- OBJECTIVE -
Search the entries for the word "content" and pull out each line that has it.

Part of a data file:
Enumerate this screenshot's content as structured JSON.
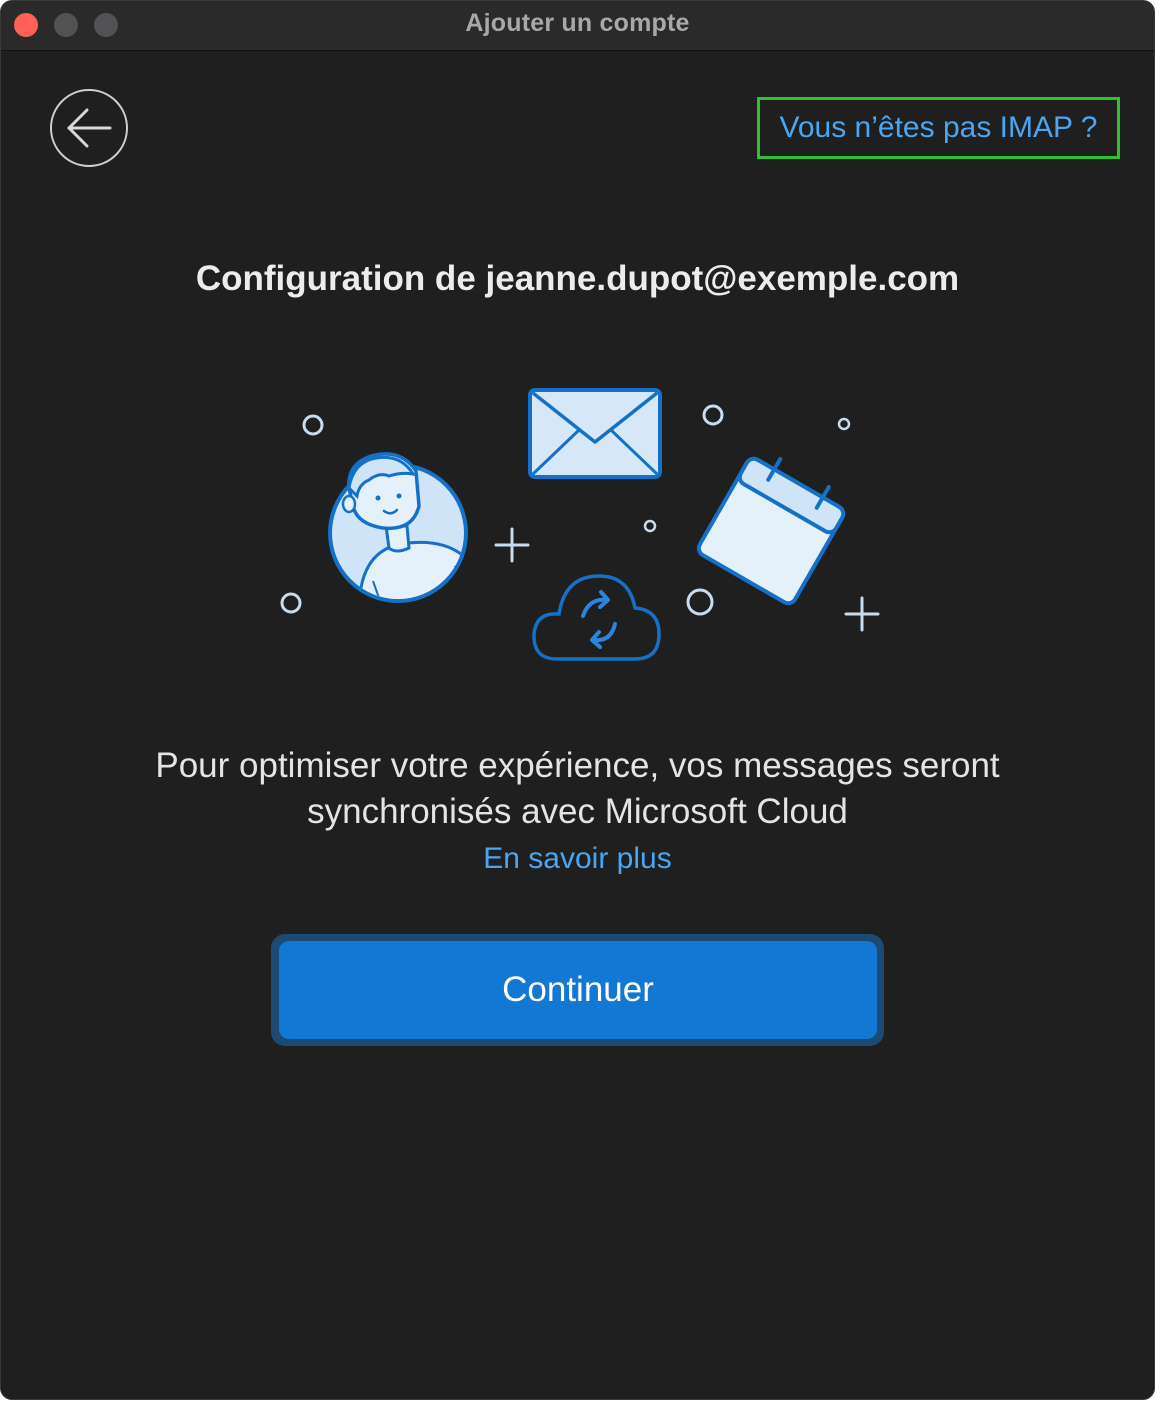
{
  "window": {
    "title": "Ajouter un compte"
  },
  "header": {
    "imap_link": "Vous n’êtes pas IMAP ?"
  },
  "main": {
    "heading": "Configuration de jeanne.dupot@exemple.com",
    "message": "Pour optimiser votre expérience, vos messages seront synchronisés avec Microsoft Cloud",
    "learn_more": "En savoir plus",
    "continue_label": "Continuer"
  },
  "icons": {
    "back": "arrow-left-icon",
    "illustration": [
      "person-avatar-icon",
      "envelope-icon",
      "calendar-icon",
      "cloud-sync-icon"
    ]
  },
  "colors": {
    "background": "#1f1f1f",
    "link": "#4aa6f2",
    "primary_button": "#1378d4",
    "highlight_border": "#2ec22e"
  }
}
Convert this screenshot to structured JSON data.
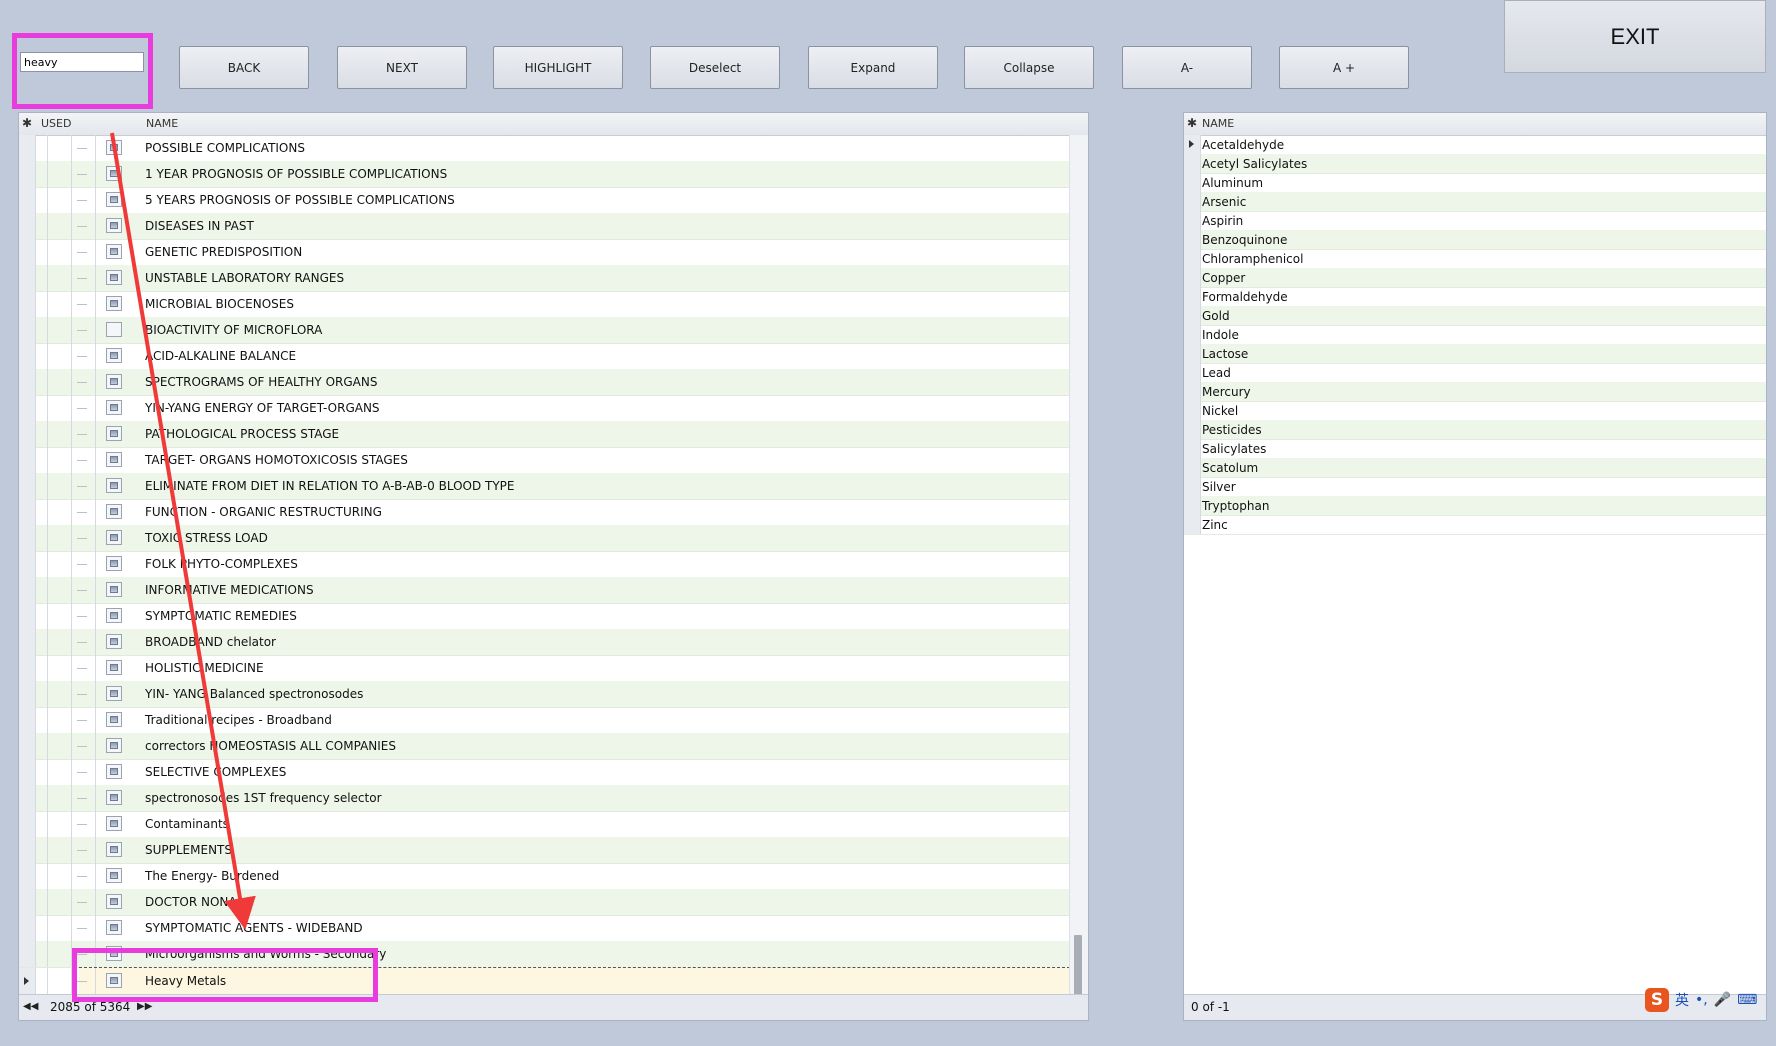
{
  "search": {
    "value": "heavy"
  },
  "toolbar": {
    "buttons": [
      "BACK",
      "NEXT",
      "HIGHLIGHT",
      "Deselect",
      "Expand",
      "Collapse",
      "A-",
      "A +"
    ],
    "exit_label": "EXIT"
  },
  "left_table": {
    "columns": {
      "used": "USED",
      "name": "NAME"
    },
    "rows": [
      "POSSIBLE COMPLICATIONS",
      "1 YEAR PROGNOSIS OF POSSIBLE COMPLICATIONS",
      "5 YEARS PROGNOSIS OF POSSIBLE COMPLICATIONS",
      "DISEASES IN PAST",
      "GENETIC PREDISPOSITION",
      "UNSTABLE LABORATORY RANGES",
      "MICROBIAL BIOCENOSES",
      "BIOACTIVITY OF MICROFLORA",
      "ACID-ALKALINE BALANCE",
      "SPECTROGRAMS OF HEALTHY ORGANS",
      "YIN-YANG ENERGY OF TARGET-ORGANS",
      "PATHOLOGICAL PROCESS STAGE",
      "TARGET- ORGANS HOMOTOXICOSIS STAGES",
      "ELIMINATE FROM DIET IN RELATION TO A-B-AB-0 BLOOD TYPE",
      "FUNCTION - ORGANIC RESTRUCTURING",
      "TOXIC STRESS LOAD",
      "FOLK PHYTO-COMPLEXES",
      "INFORMATIVE MEDICATIONS",
      "SYMPTOMATIC REMEDIES",
      "BROADBAND chelator",
      "HOLISTIC MEDICINE",
      "YIN- YANG Balanced spectronosodes",
      "Traditional recipes - Broadband",
      "correctors HOMEOSTASIS ALL COMPANIES",
      "SELECTIVE COMPLEXES",
      "spectronosodes 1ST frequency selector",
      "Contaminants",
      "SUPPLEMENTS",
      "The Energy- Burdened",
      "DOCTOR NONA",
      "SYMPTOMATIC AGENTS - WIDEBAND",
      "Microorganisms and Worms - Secondary",
      "Heavy Metals"
    ],
    "footer_count": "2085 of 5364"
  },
  "right_table": {
    "columns": {
      "name": "NAME"
    },
    "rows": [
      "Acetaldehyde",
      "Acetyl Salicylates",
      "Aluminum",
      "Arsenic",
      "Aspirin",
      "Benzoquinone",
      "Chloramphenicol",
      "Copper",
      "Formaldehyde",
      "Gold",
      "Indole",
      "Lactose",
      "Lead",
      "Mercury",
      "Nickel",
      "Pesticides",
      "Salicylates",
      "Scatolum",
      "Silver",
      "Tryptophan",
      "Zinc"
    ],
    "footer_count": "0 of -1"
  },
  "ime": {
    "logo": "S",
    "lang": "英",
    "punct": "•,",
    "mic": "🎤",
    "keyboard": "⌨"
  },
  "colors": {
    "highlight": "#e83cdc",
    "arrow": "#f03a3a"
  }
}
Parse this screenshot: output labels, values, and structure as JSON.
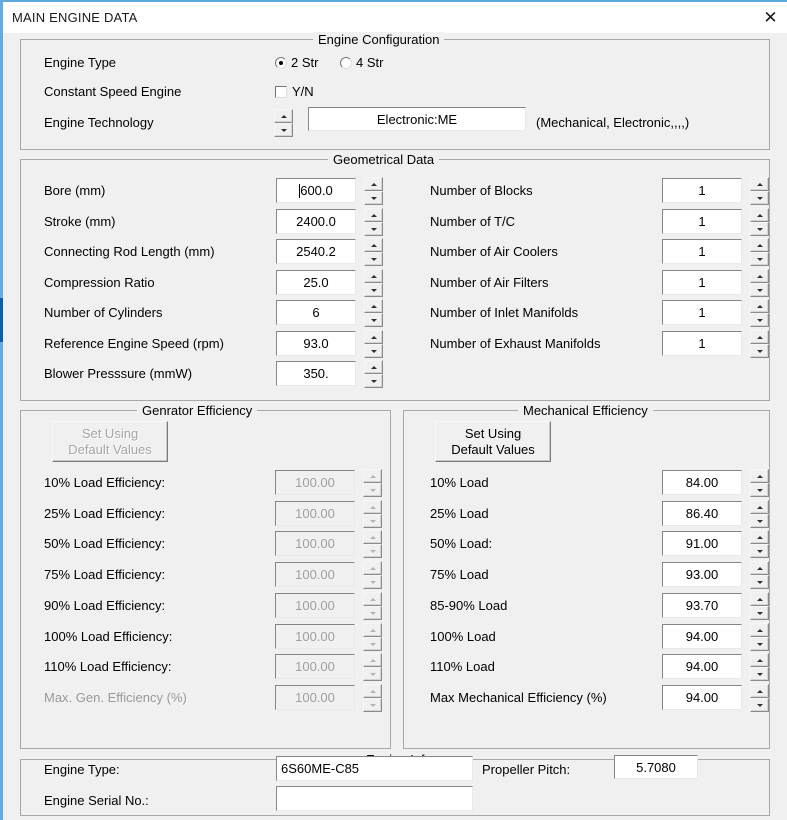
{
  "window": {
    "title": "MAIN ENGINE DATA",
    "close_label": "✕",
    "accent_color": "#5ca8dd",
    "scroll_thumb_color": "#0a5fab",
    "face_color": "#f0f0f0"
  },
  "engine_configuration": {
    "title": "Engine Configuration",
    "engine_type_label": "Engine Type",
    "radio_2str_label": "2 Str",
    "radio_4str_label": "4 Str",
    "radio_selected": "2 Str",
    "constant_speed_label": "Constant Speed Engine",
    "constant_speed_checkbox_label": "Y/N",
    "constant_speed_checked": false,
    "engine_technology_label": "Engine Technology",
    "engine_technology_value": "Electronic:ME",
    "engine_technology_hint": "(Mechanical, Electronic,,,,)"
  },
  "geometrical_data": {
    "title": "Geometrical Data",
    "left_rows": [
      {
        "label": "Bore (mm)",
        "value": "600.0",
        "caret": true
      },
      {
        "label": "Stroke (mm)",
        "value": "2400.0",
        "caret": false
      },
      {
        "label": "Connecting Rod Length (mm)",
        "value": "2540.2",
        "caret": false
      },
      {
        "label": "Compression Ratio",
        "value": "25.0",
        "caret": false
      },
      {
        "label": "Number of Cylinders",
        "value": "6",
        "caret": false
      },
      {
        "label": "Reference Engine Speed (rpm)",
        "value": "93.0",
        "caret": false
      },
      {
        "label": "Blower Presssure (mmW)",
        "value": "350.",
        "caret": false
      }
    ],
    "right_rows": [
      {
        "label": "Number of Blocks",
        "value": "1"
      },
      {
        "label": "Number of T/C",
        "value": "1"
      },
      {
        "label": "Number of Air Coolers",
        "value": "1"
      },
      {
        "label": "Number of Air Filters",
        "value": "1"
      },
      {
        "label": "Number of Inlet Manifolds",
        "value": "1"
      },
      {
        "label": "Number of Exhaust  Manifolds",
        "value": "1"
      }
    ]
  },
  "generator_efficiency": {
    "title": "Genrator Efficiency",
    "default_button_line1": "Set Using",
    "default_button_line2": "Default Values",
    "disabled": true,
    "rows": [
      {
        "label": "10% Load Efficiency:",
        "value": "100.00"
      },
      {
        "label": "25% Load Efficiency:",
        "value": "100.00"
      },
      {
        "label": "50% Load Efficiency:",
        "value": "100.00"
      },
      {
        "label": "75% Load Efficiency:",
        "value": "100.00"
      },
      {
        "label": "90% Load Efficiency:",
        "value": "100.00"
      },
      {
        "label": "100% Load Efficiency:",
        "value": "100.00"
      },
      {
        "label": "110% Load Efficiency:",
        "value": "100.00"
      },
      {
        "label": "Max. Gen. Efficiency (%)",
        "value": "100.00"
      }
    ]
  },
  "mechanical_efficiency": {
    "title": "Mechanical Efficiency",
    "default_button_line1": "Set Using",
    "default_button_line2": "Default Values",
    "disabled": false,
    "rows": [
      {
        "label": "10% Load",
        "value": "84.00"
      },
      {
        "label": "25% Load",
        "value": "86.40"
      },
      {
        "label": "50% Load:",
        "value": "91.00"
      },
      {
        "label": "75% Load",
        "value": "93.00"
      },
      {
        "label": "85-90% Load",
        "value": "93.70"
      },
      {
        "label": "100% Load",
        "value": "94.00"
      },
      {
        "label": "110% Load",
        "value": "94.00"
      },
      {
        "label": "Max Mechanical Efficiency (%)",
        "value": "94.00"
      }
    ]
  },
  "engine_info": {
    "title": "Engine Info:",
    "engine_type_label": "Engine Type:",
    "engine_type_value": "6S60ME-C85",
    "engine_serial_label": "Engine Serial No.:",
    "engine_serial_value": "",
    "propeller_pitch_label": "Propeller Pitch:",
    "propeller_pitch_value": "5.7080"
  }
}
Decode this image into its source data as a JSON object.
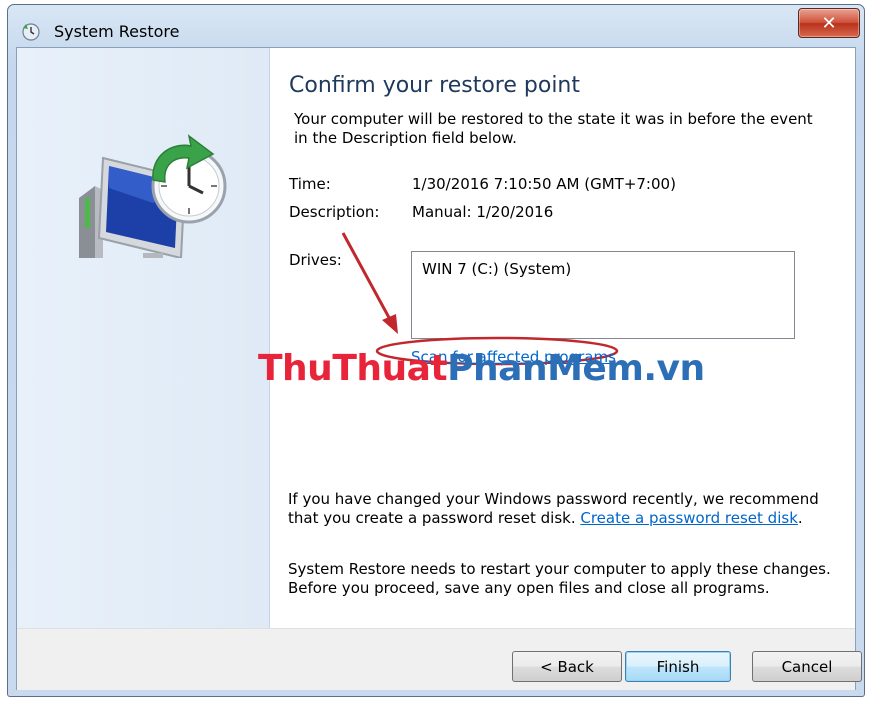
{
  "window": {
    "title": "System Restore",
    "close_symbol": "✕"
  },
  "content": {
    "heading": "Confirm your restore point",
    "intro": "Your computer will be restored to the state it was in before the event in the Description field below.",
    "time_label": "Time:",
    "time_value": "1/30/2016 7:10:50 AM (GMT+7:00)",
    "description_label": "Description:",
    "description_value": "Manual: 1/20/2016",
    "drives_label": "Drives:",
    "drives": [
      "WIN 7 (C:) (System)"
    ],
    "scan_link": "Scan for affected programs",
    "password_text_pre": "If you have changed your Windows password recently, we recommend that you create a password reset disk. ",
    "password_link": "Create a password reset disk",
    "password_text_post": ".",
    "restart_text": "System Restore needs to restart your computer to apply these changes. Before you proceed, save any open files and close all programs."
  },
  "buttons": {
    "back": "< Back",
    "finish": "Finish",
    "cancel": "Cancel"
  },
  "watermark": {
    "part1": "ThuThuat",
    "part2": "PhanMem.vn"
  },
  "icons": {
    "title": "system-restore-icon",
    "hero": "computer-clock-restore-icon",
    "annotation": "red-arrow-icon"
  },
  "colors": {
    "heading": "#1e395b",
    "link": "#0066cc",
    "annotation": "#c0282d",
    "watermark_red": "#e8243b",
    "watermark_blue": "#2d6fb7"
  }
}
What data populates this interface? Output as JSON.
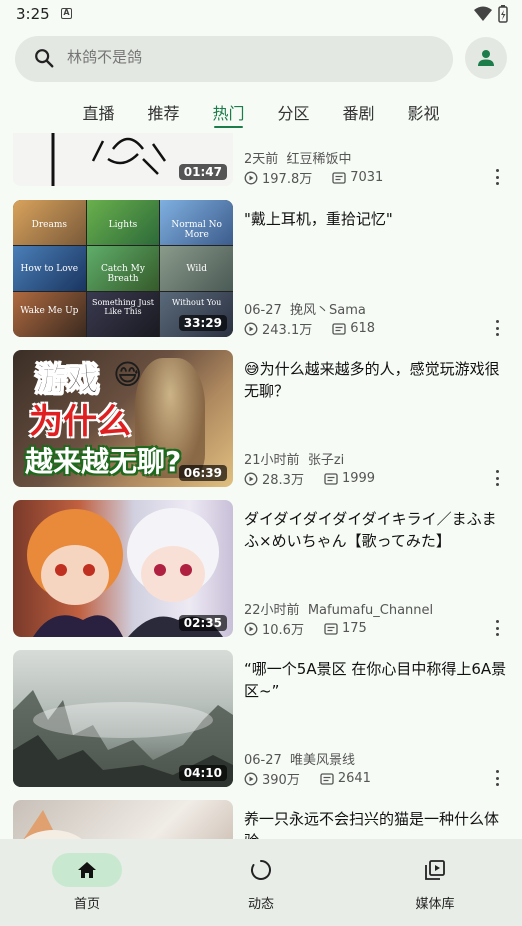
{
  "status": {
    "time": "3:25",
    "notif_letter": "A"
  },
  "search": {
    "placeholder": "林鸽不是鸽"
  },
  "tabs": [
    {
      "label": "直播",
      "active": false
    },
    {
      "label": "推荐",
      "active": false
    },
    {
      "label": "热门",
      "active": true
    },
    {
      "label": "分区",
      "active": false
    },
    {
      "label": "番剧",
      "active": false
    },
    {
      "label": "影视",
      "active": false
    }
  ],
  "items": [
    {
      "title": "",
      "time": "2天前",
      "author": "红豆稀饭中",
      "views": "197.8万",
      "danmaku": "7031",
      "duration": "01:47"
    },
    {
      "title": "\"戴上耳机，重拾记忆\"",
      "time": "06-27",
      "author": "挽风丶Sama",
      "views": "243.1万",
      "danmaku": "618",
      "duration": "33:29"
    },
    {
      "title": "😅为什么越来越多的人，感觉玩游戏很无聊？",
      "time": "21小时前",
      "author": "张子zi",
      "views": "28.3万",
      "danmaku": "1999",
      "duration": "06:39"
    },
    {
      "title": "ダイダイダイダイダイキライ／まふまふ×めいちゃん【歌ってみた】",
      "time": "22小时前",
      "author": "Mafumafu_Channel",
      "views": "10.6万",
      "danmaku": "175",
      "duration": "02:35"
    },
    {
      "title": "“哪一个5A景区 在你心目中称得上6A景区~”",
      "time": "06-27",
      "author": "唯美风景线",
      "views": "390万",
      "danmaku": "2641",
      "duration": "04:10"
    },
    {
      "title": "养一只永远不会扫兴的猫是一种什么体验...",
      "time": "",
      "author": "",
      "views": "",
      "danmaku": "",
      "duration": ""
    }
  ],
  "thumb_text": {
    "music_tiles": [
      "Dreams",
      "Lights",
      "Normal No More",
      "How to Love",
      "Catch My Breath",
      "Wild",
      "Wake Me Up",
      "Something Just Like This",
      "Without You"
    ],
    "game_line1": "游戏",
    "game_line2": "为什么",
    "game_line3": "越来越无聊?"
  },
  "nav": [
    {
      "label": "首页",
      "icon": "home-icon",
      "active": true
    },
    {
      "label": "动态",
      "icon": "dynamic-icon",
      "active": false
    },
    {
      "label": "媒体库",
      "icon": "library-icon",
      "active": false
    }
  ],
  "colors": {
    "accent": "#1c7c4a",
    "background": "#f6fbf5",
    "nav_pill": "#c8e9cf"
  }
}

- WRITTEN ANSWER -
Enumerate this screenshot's content as structured JSON.
  "content": {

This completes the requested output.